* **TASK INSTRUCTIONS**
Print the records below word for word, but leave out the pictures.
>>>
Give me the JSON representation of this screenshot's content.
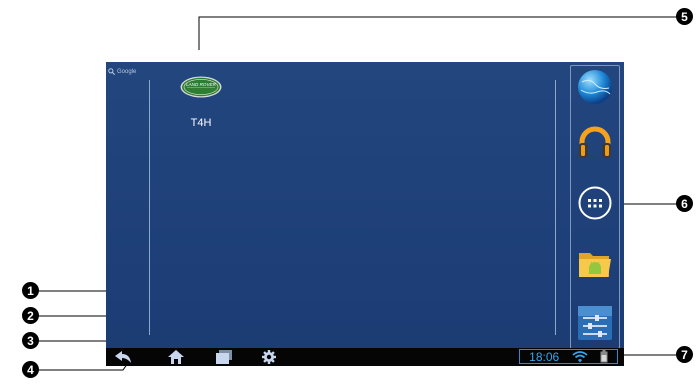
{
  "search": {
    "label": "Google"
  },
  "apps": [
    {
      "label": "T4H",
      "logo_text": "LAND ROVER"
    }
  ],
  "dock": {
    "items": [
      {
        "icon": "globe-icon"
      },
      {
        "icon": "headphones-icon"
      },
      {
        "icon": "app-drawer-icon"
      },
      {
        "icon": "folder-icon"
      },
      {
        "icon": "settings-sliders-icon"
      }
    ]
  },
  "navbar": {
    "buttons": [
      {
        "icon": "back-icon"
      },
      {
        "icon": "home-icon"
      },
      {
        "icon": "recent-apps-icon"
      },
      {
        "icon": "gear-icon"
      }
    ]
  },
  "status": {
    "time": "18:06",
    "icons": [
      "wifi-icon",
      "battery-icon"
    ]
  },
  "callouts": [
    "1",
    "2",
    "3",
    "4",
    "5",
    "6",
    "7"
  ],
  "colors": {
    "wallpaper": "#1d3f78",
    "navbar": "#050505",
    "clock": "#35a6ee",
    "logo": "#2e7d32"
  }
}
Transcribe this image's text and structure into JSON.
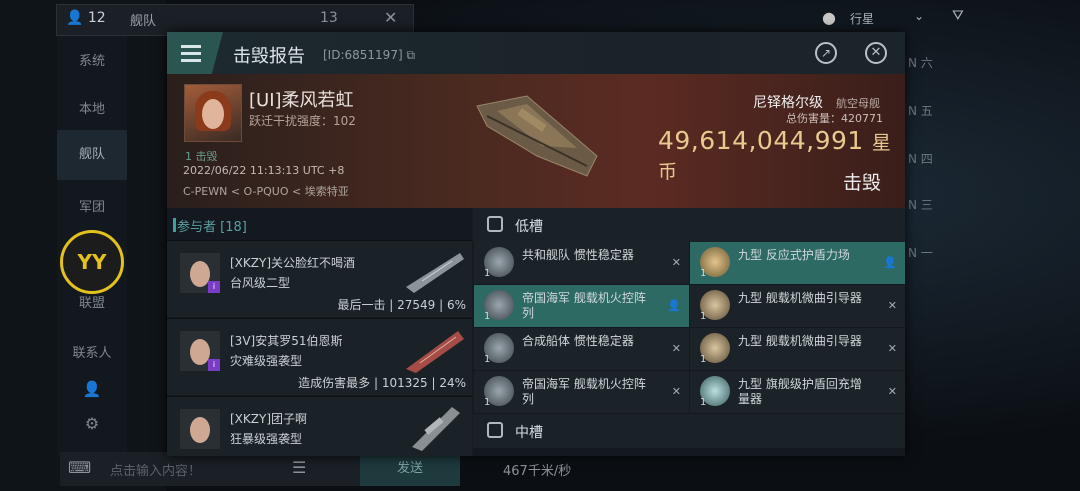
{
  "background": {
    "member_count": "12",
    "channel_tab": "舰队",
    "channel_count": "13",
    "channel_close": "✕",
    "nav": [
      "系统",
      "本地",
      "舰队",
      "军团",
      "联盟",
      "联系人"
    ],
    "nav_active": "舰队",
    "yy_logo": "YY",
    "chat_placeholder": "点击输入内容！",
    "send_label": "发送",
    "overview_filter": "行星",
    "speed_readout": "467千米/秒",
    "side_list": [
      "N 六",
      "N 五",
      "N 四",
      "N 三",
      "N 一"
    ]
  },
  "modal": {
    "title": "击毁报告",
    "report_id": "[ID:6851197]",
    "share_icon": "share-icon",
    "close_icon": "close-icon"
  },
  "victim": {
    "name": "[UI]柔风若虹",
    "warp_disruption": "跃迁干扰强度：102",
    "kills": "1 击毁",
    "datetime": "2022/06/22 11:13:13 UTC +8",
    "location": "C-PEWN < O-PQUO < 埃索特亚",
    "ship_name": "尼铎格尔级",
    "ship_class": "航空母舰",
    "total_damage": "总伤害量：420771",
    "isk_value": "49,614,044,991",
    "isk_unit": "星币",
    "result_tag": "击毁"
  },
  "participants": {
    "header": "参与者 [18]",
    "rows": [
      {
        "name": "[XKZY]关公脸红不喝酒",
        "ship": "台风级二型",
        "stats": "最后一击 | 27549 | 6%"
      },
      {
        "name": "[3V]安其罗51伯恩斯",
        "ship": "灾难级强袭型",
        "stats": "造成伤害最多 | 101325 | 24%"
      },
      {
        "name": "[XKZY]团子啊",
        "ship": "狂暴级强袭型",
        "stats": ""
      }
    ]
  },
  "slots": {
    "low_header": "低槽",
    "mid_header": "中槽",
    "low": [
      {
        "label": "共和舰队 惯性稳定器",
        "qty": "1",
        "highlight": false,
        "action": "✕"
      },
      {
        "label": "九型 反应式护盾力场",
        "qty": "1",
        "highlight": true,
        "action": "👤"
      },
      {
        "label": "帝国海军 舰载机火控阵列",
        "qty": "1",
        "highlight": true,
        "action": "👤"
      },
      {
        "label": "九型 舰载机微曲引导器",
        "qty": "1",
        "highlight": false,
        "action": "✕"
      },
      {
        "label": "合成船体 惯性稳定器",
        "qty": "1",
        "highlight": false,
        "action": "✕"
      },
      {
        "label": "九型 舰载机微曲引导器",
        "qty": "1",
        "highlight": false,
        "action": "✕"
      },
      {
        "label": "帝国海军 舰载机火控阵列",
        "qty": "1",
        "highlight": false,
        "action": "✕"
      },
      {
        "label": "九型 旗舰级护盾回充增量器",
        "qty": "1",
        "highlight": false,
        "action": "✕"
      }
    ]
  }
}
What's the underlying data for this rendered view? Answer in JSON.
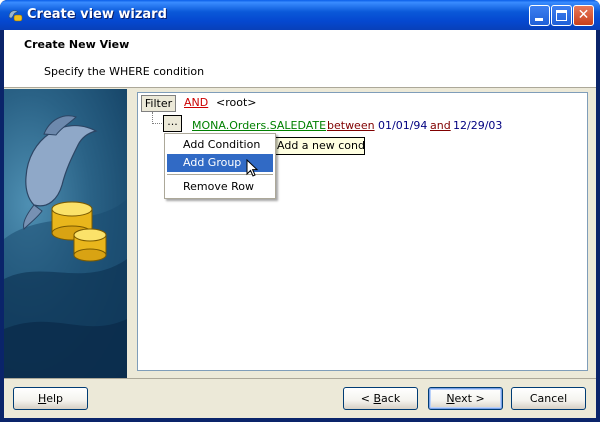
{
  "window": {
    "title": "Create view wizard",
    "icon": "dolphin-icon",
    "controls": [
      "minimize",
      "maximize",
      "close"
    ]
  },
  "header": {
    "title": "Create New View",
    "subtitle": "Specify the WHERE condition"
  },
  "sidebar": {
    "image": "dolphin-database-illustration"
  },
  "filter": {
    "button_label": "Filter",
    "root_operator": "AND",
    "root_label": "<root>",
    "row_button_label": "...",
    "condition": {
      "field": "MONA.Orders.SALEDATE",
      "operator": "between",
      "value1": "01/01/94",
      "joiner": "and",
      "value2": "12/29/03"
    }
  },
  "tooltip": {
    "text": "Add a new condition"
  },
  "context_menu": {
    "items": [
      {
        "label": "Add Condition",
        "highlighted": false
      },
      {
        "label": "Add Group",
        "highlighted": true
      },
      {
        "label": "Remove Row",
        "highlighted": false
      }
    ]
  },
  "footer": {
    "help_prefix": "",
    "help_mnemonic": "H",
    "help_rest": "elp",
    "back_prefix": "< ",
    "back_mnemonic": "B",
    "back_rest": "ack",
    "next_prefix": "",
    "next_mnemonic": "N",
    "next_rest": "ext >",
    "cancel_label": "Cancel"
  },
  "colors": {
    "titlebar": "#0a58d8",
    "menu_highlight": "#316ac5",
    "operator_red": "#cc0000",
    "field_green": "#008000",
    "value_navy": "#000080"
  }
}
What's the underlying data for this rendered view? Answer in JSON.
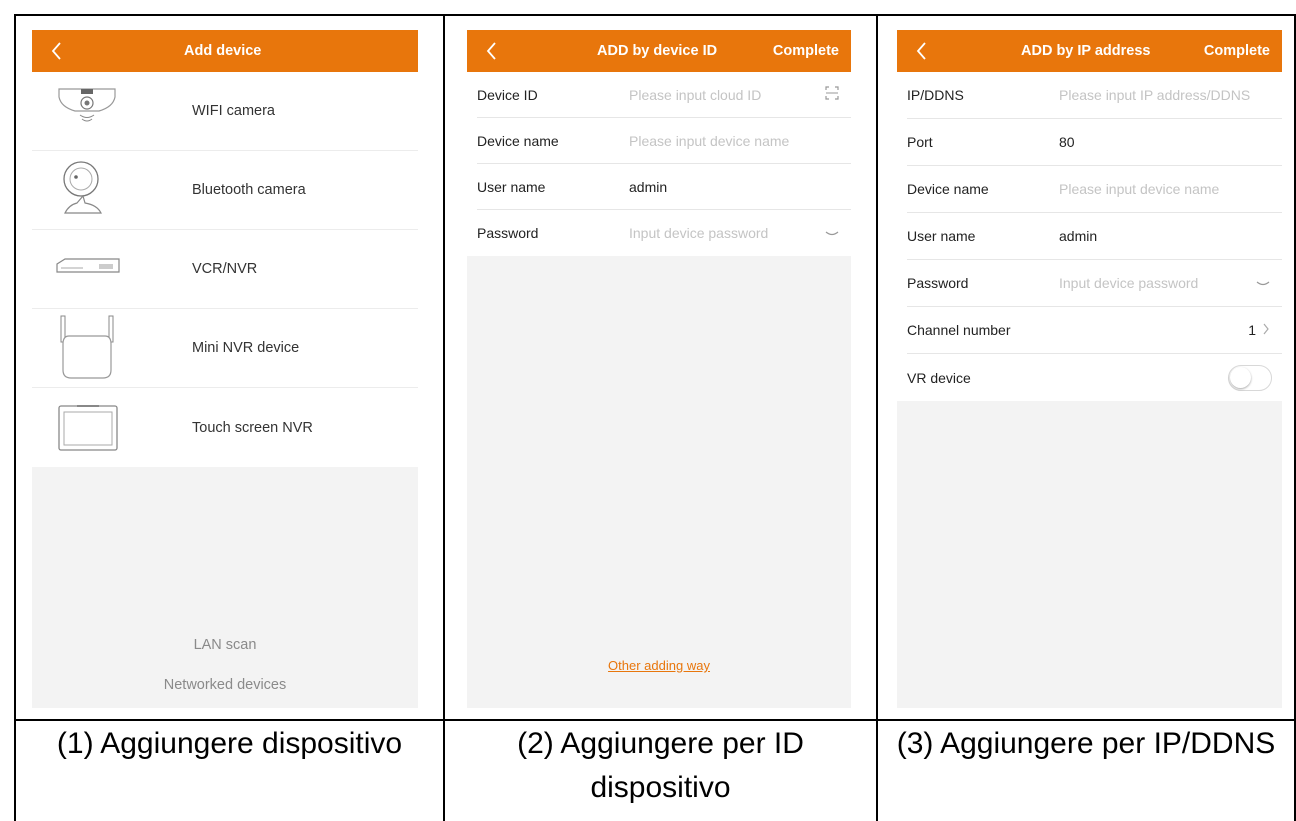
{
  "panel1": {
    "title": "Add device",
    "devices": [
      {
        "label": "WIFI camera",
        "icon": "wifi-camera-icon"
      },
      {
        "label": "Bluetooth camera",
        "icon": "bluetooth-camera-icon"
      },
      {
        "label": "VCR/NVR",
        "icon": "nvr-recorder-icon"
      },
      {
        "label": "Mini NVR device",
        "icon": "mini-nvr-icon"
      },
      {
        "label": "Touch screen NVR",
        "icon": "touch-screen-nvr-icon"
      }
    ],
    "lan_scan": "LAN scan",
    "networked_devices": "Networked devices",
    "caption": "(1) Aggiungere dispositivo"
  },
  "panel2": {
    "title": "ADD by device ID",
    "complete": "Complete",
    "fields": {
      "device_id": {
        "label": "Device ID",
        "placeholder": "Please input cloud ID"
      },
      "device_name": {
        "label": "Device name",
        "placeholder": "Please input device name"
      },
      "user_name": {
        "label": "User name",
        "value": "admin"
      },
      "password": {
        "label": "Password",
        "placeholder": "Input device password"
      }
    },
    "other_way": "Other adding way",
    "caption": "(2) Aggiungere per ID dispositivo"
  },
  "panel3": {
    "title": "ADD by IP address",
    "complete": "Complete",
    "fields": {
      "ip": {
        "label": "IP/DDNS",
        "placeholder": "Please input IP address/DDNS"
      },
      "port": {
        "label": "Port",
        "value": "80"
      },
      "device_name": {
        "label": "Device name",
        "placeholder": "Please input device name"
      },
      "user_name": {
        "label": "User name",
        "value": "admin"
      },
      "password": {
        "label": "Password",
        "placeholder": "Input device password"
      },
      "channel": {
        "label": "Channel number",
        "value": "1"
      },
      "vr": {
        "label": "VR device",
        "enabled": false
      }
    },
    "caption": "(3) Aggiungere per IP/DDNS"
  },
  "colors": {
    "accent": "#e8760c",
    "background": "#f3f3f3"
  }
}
<<<
* **ANSWER TO THE PROBLEM**
Give me the JSON representation of this screenshot's content.
{
  "search": {
    "label": "Google"
  },
  "apps": [
    {
      "label": "T4H",
      "logo_text": "LAND ROVER"
    }
  ],
  "dock": {
    "items": [
      {
        "icon": "globe-icon"
      },
      {
        "icon": "headphones-icon"
      },
      {
        "icon": "app-drawer-icon"
      },
      {
        "icon": "folder-icon"
      },
      {
        "icon": "settings-sliders-icon"
      }
    ]
  },
  "navbar": {
    "buttons": [
      {
        "icon": "back-icon"
      },
      {
        "icon": "home-icon"
      },
      {
        "icon": "recent-apps-icon"
      },
      {
        "icon": "gear-icon"
      }
    ]
  },
  "status": {
    "time": "18:06",
    "icons": [
      "wifi-icon",
      "battery-icon"
    ]
  },
  "callouts": [
    "1",
    "2",
    "3",
    "4",
    "5",
    "6",
    "7"
  ],
  "colors": {
    "wallpaper": "#1d3f78",
    "navbar": "#050505",
    "clock": "#35a6ee",
    "logo": "#2e7d32"
  }
}
Transcribe this image's text and structure into JSON.
{
  "background": {
    "member_count": "12",
    "channel_tab": "舰队",
    "channel_count": "13",
    "channel_close": "✕",
    "nav": [
      "系统",
      "本地",
      "舰队",
      "军团",
      "联盟",
      "联系人"
    ],
    "nav_active": "舰队",
    "yy_logo": "YY",
    "chat_placeholder": "点击输入内容！",
    "send_label": "发送",
    "overview_filter": "行星",
    "speed_readout": "467千米/秒",
    "side_list": [
      "N 六",
      "N 五",
      "N 四",
      "N 三",
      "N 一"
    ]
  },
  "modal": {
    "title": "击毁报告",
    "report_id": "[ID:6851197]",
    "share_icon": "share-icon",
    "close_icon": "close-icon"
  },
  "victim": {
    "name": "[UI]柔风若虹",
    "warp_disruption": "跃迁干扰强度：102",
    "kills": "1 击毁",
    "datetime": "2022/06/22 11:13:13 UTC +8",
    "location": "C-PEWN < O-PQUO < 埃索特亚",
    "ship_name": "尼铎格尔级",
    "ship_class": "航空母舰",
    "total_damage": "总伤害量：420771",
    "isk_value": "49,614,044,991",
    "isk_unit": "星币",
    "result_tag": "击毁"
  },
  "participants": {
    "header": "参与者 [18]",
    "rows": [
      {
        "name": "[XKZY]关公脸红不喝酒",
        "ship": "台风级二型",
        "stats": "最后一击 | 27549 | 6%"
      },
      {
        "name": "[3V]安其罗51伯恩斯",
        "ship": "灾难级强袭型",
        "stats": "造成伤害最多 | 101325 | 24%"
      },
      {
        "name": "[XKZY]团子啊",
        "ship": "狂暴级强袭型",
        "stats": ""
      }
    ]
  },
  "slots": {
    "low_header": "低槽",
    "mid_header": "中槽",
    "low": [
      {
        "label": "共和舰队 惯性稳定器",
        "qty": "1",
        "highlight": false,
        "action": "✕"
      },
      {
        "label": "九型 反应式护盾力场",
        "qty": "1",
        "highlight": true,
        "action": "👤"
      },
      {
        "label": "帝国海军 舰载机火控阵列",
        "qty": "1",
        "highlight": true,
        "action": "👤"
      },
      {
        "label": "九型 舰载机微曲引导器",
        "qty": "1",
        "highlight": false,
        "action": "✕"
      },
      {
        "label": "合成船体 惯性稳定器",
        "qty": "1",
        "highlight": false,
        "action": "✕"
      },
      {
        "label": "九型 舰载机微曲引导器",
        "qty": "1",
        "highlight": false,
        "action": "✕"
      },
      {
        "label": "帝国海军 舰载机火控阵列",
        "qty": "1",
        "highlight": false,
        "action": "✕"
      },
      {
        "label": "九型 旗舰级护盾回充增量器",
        "qty": "1",
        "highlight": false,
        "action": "✕"
      }
    ]
  }
}
What's the underlying data for this rendered view? Answer in JSON.
{
  "window": {
    "title": "Create view wizard",
    "icon": "dolphin-icon",
    "controls": [
      "minimize",
      "maximize",
      "close"
    ]
  },
  "header": {
    "title": "Create New View",
    "subtitle": "Specify the WHERE condition"
  },
  "sidebar": {
    "image": "dolphin-database-illustration"
  },
  "filter": {
    "button_label": "Filter",
    "root_operator": "AND",
    "root_label": "<root>",
    "row_button_label": "...",
    "condition": {
      "field": "MONA.Orders.SALEDATE",
      "operator": "between",
      "value1": "01/01/94",
      "joiner": "and",
      "value2": "12/29/03"
    }
  },
  "tooltip": {
    "text": "Add a new condition"
  },
  "context_menu": {
    "items": [
      {
        "label": "Add Condition",
        "highlighted": false
      },
      {
        "label": "Add Group",
        "highlighted": true
      },
      {
        "label": "Remove Row",
        "highlighted": false
      }
    ]
  },
  "footer": {
    "help_prefix": "",
    "help_mnemonic": "H",
    "help_rest": "elp",
    "back_prefix": "< ",
    "back_mnemonic": "B",
    "back_rest": "ack",
    "next_prefix": "",
    "next_mnemonic": "N",
    "next_rest": "ext >",
    "cancel_label": "Cancel"
  },
  "colors": {
    "titlebar": "#0a58d8",
    "menu_highlight": "#316ac5",
    "operator_red": "#cc0000",
    "field_green": "#008000",
    "value_navy": "#000080"
  }
}
What's the underlying data for this rendered view? Answer in JSON.
{
  "panel1": {
    "title": "Add device",
    "devices": [
      {
        "label": "WIFI camera",
        "icon": "wifi-camera-icon"
      },
      {
        "label": "Bluetooth camera",
        "icon": "bluetooth-camera-icon"
      },
      {
        "label": "VCR/NVR",
        "icon": "nvr-recorder-icon"
      },
      {
        "label": "Mini NVR device",
        "icon": "mini-nvr-icon"
      },
      {
        "label": "Touch screen NVR",
        "icon": "touch-screen-nvr-icon"
      }
    ],
    "lan_scan": "LAN scan",
    "networked_devices": "Networked devices",
    "caption": "(1) Aggiungere dispositivo"
  },
  "panel2": {
    "title": "ADD by device ID",
    "complete": "Complete",
    "fields": {
      "device_id": {
        "label": "Device ID",
        "placeholder": "Please input cloud ID"
      },
      "device_name": {
        "label": "Device name",
        "placeholder": "Please input device name"
      },
      "user_name": {
        "label": "User name",
        "value": "admin"
      },
      "password": {
        "label": "Password",
        "placeholder": "Input device password"
      }
    },
    "other_way": "Other adding way",
    "caption": "(2) Aggiungere per ID dispositivo"
  },
  "panel3": {
    "title": "ADD by IP address",
    "complete": "Complete",
    "fields": {
      "ip": {
        "label": "IP/DDNS",
        "placeholder": "Please input IP address/DDNS"
      },
      "port": {
        "label": "Port",
        "value": "80"
      },
      "device_name": {
        "label": "Device name",
        "placeholder": "Please input device name"
      },
      "user_name": {
        "label": "User name",
        "value": "admin"
      },
      "password": {
        "label": "Password",
        "placeholder": "Input device password"
      },
      "channel": {
        "label": "Channel number",
        "value": "1"
      },
      "vr": {
        "label": "VR device",
        "enabled": false
      }
    },
    "caption": "(3) Aggiungere per IP/DDNS"
  },
  "colors": {
    "accent": "#e8760c",
    "background": "#f3f3f3"
  }
}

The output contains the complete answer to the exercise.